▶ _STATED TASK_: Keep only the lines that hold the string "JSON", filtering out the rest of the entries below.

══ DATA TO PROCESS

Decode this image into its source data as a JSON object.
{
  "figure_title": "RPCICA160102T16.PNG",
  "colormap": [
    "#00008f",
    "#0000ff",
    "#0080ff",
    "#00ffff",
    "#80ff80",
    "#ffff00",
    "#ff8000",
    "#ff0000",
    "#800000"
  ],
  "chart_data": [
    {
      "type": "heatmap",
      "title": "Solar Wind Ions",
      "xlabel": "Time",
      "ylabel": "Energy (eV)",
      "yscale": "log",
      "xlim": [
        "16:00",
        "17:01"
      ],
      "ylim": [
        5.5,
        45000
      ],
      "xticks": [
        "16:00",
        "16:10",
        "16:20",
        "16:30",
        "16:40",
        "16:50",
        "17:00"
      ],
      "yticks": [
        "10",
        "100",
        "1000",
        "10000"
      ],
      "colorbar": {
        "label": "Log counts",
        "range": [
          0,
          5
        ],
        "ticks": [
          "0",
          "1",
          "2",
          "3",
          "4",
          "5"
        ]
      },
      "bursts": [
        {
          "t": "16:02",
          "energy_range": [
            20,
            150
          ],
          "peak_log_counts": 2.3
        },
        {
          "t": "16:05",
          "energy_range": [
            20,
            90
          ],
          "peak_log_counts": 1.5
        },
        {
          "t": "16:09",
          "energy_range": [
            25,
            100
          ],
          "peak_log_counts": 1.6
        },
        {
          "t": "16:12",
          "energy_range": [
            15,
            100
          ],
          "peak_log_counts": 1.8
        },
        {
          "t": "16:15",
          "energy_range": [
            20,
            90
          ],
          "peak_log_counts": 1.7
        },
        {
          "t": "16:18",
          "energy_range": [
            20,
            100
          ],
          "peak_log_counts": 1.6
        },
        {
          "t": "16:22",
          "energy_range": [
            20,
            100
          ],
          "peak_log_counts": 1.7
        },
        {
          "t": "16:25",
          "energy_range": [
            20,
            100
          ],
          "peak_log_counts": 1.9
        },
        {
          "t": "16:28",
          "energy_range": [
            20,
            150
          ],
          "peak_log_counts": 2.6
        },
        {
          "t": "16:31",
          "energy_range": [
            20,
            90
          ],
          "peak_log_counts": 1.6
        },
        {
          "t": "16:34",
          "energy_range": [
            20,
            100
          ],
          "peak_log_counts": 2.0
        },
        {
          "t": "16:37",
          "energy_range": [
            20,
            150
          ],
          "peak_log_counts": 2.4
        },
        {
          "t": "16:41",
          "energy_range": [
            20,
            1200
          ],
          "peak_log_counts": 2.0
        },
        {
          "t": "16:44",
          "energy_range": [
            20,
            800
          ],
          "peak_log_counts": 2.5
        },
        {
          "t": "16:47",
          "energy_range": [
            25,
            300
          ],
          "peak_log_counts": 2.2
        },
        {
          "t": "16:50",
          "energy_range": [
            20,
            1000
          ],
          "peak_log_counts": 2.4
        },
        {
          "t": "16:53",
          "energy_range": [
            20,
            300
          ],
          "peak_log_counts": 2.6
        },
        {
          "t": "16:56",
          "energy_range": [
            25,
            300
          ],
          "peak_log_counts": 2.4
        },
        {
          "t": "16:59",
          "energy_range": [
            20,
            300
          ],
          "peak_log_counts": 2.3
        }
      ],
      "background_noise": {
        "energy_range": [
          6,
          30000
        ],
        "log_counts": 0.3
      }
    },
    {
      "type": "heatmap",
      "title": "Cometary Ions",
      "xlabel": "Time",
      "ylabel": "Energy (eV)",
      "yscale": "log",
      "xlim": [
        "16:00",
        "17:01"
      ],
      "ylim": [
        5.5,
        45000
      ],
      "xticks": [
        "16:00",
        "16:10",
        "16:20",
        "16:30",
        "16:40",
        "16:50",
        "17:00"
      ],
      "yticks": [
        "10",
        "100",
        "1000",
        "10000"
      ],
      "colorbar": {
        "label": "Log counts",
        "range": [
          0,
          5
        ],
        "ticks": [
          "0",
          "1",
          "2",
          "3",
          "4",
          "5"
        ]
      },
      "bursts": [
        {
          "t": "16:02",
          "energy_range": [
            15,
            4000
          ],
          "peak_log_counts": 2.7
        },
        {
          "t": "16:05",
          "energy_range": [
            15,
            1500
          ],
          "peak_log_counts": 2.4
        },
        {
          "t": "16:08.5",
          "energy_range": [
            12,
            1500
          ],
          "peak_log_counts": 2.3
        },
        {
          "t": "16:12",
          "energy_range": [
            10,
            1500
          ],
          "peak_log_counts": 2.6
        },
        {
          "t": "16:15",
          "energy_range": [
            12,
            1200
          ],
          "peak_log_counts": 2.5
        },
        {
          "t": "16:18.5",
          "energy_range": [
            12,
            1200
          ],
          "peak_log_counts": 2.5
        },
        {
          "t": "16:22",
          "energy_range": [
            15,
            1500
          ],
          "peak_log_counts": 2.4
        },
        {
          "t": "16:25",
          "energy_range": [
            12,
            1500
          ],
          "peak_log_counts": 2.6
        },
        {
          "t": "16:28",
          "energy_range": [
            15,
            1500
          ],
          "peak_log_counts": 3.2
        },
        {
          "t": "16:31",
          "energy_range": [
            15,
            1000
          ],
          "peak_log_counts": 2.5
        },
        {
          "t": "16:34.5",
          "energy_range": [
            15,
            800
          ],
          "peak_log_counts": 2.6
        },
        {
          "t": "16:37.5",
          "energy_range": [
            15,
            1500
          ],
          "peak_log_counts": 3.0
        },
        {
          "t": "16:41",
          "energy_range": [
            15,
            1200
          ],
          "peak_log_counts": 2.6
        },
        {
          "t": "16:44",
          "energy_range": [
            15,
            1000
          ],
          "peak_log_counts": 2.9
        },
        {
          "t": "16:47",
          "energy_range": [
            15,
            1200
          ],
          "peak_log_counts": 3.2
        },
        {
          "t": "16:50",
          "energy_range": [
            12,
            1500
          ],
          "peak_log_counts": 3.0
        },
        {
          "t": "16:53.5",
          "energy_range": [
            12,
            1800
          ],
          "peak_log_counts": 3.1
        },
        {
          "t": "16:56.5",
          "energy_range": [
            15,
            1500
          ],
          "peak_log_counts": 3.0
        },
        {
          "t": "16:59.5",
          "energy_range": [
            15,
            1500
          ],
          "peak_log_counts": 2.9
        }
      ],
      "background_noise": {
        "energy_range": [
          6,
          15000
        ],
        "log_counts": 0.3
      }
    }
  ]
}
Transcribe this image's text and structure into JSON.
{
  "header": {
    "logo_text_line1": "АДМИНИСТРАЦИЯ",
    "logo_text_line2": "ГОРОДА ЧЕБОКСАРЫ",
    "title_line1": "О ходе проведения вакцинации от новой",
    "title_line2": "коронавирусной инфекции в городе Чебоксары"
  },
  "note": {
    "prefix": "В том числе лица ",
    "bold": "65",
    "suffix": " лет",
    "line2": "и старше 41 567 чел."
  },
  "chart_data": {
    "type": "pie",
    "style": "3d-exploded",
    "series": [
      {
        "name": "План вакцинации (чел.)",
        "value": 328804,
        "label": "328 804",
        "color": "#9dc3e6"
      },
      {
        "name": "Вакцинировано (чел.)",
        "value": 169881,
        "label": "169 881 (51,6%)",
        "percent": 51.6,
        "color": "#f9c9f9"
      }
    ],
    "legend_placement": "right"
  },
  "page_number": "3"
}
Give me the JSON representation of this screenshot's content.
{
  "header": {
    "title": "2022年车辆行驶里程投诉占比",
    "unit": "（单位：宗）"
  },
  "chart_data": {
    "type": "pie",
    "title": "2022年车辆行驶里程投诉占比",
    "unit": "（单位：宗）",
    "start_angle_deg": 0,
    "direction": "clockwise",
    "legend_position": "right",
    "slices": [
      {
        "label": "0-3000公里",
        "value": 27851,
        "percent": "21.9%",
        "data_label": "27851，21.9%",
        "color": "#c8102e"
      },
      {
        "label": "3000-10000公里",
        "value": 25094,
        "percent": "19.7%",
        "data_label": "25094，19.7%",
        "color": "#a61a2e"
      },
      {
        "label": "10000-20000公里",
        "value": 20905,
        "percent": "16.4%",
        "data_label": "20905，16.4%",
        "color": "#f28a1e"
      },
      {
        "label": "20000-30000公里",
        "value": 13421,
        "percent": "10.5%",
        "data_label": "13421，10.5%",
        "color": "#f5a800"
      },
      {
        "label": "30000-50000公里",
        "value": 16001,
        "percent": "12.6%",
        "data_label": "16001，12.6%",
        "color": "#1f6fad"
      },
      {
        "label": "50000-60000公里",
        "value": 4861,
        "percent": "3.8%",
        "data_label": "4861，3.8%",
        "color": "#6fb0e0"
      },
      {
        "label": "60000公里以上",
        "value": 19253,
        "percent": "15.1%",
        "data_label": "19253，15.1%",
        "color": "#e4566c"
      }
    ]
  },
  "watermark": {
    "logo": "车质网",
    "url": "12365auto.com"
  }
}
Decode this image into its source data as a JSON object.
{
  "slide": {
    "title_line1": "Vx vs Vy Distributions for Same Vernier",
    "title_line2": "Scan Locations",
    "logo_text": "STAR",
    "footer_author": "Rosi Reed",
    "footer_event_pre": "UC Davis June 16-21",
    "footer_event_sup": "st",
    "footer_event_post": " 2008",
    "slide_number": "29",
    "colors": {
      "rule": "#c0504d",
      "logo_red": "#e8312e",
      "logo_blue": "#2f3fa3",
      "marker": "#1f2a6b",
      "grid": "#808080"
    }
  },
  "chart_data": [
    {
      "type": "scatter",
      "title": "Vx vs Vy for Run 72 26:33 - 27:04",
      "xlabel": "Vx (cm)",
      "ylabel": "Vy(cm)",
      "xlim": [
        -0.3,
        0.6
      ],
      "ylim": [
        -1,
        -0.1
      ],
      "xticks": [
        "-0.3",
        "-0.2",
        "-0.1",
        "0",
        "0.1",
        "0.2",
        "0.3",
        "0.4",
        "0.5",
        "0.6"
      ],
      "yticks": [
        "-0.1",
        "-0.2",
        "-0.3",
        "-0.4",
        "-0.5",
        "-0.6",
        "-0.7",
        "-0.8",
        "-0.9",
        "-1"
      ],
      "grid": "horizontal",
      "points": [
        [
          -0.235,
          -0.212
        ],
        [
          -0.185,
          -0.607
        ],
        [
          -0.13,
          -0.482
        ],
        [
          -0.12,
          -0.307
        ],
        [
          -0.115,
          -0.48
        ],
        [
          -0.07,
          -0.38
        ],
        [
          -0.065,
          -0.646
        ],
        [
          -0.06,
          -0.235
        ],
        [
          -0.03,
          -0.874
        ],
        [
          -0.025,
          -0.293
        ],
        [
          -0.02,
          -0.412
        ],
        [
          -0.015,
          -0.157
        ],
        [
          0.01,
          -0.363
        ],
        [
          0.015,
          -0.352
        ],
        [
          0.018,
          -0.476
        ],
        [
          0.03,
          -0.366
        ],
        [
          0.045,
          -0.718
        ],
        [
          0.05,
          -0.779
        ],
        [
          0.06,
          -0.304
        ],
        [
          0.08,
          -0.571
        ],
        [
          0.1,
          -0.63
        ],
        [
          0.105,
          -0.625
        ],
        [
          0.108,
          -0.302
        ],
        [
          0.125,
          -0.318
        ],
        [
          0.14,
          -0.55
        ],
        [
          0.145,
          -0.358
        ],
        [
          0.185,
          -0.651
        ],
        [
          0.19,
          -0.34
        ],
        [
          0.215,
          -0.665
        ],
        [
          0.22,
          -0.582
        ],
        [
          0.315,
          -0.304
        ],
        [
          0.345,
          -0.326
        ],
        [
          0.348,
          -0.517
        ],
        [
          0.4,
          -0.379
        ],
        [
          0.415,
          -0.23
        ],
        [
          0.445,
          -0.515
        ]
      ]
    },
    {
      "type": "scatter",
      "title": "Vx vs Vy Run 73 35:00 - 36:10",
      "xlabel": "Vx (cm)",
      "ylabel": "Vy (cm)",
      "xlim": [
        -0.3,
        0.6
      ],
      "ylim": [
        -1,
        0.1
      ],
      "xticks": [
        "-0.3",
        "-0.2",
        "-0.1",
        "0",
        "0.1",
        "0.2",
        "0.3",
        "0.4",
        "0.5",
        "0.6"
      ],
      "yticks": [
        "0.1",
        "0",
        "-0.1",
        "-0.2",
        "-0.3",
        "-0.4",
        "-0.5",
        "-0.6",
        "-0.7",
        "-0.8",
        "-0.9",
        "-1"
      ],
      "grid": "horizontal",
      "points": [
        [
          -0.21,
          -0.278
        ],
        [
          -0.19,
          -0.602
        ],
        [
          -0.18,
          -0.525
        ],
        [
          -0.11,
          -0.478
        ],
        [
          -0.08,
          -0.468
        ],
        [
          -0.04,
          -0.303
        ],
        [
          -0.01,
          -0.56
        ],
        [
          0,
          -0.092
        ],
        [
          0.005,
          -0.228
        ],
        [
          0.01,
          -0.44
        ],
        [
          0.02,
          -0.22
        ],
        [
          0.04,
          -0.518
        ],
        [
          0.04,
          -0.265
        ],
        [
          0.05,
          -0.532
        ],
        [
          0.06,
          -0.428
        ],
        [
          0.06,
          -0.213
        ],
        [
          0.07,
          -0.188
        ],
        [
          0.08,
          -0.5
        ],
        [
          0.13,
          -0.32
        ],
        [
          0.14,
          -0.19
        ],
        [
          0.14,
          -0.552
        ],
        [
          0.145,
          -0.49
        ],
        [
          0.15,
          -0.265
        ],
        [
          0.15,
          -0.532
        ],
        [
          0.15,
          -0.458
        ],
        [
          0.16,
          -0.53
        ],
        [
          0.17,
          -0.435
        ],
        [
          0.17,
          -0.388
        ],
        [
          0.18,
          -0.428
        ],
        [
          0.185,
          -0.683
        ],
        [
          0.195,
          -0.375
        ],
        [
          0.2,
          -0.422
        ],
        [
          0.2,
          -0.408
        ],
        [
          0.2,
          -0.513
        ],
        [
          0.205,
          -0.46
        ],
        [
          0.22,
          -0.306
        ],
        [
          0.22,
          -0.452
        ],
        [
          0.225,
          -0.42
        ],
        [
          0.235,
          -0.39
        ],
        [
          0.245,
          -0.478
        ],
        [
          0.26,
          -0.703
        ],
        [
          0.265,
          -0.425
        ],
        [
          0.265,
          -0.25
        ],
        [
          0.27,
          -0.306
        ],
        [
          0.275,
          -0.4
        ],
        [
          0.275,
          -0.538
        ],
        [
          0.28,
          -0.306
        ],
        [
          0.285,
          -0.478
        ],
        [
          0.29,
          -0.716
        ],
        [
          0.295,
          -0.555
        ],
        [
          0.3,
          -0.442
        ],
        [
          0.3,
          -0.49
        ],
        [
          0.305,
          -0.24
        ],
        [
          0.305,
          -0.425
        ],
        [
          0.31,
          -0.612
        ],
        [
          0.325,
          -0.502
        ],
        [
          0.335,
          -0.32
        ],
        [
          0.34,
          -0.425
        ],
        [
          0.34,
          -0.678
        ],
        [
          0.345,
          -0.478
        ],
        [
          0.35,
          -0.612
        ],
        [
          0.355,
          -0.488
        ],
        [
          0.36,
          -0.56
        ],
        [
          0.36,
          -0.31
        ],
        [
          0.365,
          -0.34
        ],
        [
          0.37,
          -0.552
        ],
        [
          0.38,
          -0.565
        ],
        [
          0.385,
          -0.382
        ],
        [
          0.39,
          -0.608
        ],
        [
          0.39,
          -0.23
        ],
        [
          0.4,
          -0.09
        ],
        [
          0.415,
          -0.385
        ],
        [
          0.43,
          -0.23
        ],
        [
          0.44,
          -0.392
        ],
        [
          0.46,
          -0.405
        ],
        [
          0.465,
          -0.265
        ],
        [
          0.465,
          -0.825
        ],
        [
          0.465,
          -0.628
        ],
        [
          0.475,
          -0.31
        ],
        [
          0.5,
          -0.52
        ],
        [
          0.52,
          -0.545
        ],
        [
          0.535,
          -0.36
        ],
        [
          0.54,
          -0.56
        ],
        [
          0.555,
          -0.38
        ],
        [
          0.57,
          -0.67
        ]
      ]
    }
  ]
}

════

▶ _OUTPUT FOR THIS TASK_:
Decode this image into its source data as a JSON object.
Transcribe this image's text and structure into JSON.
Give me the JSON representation of this screenshot's content.
Decode this image into its source data as a JSON object.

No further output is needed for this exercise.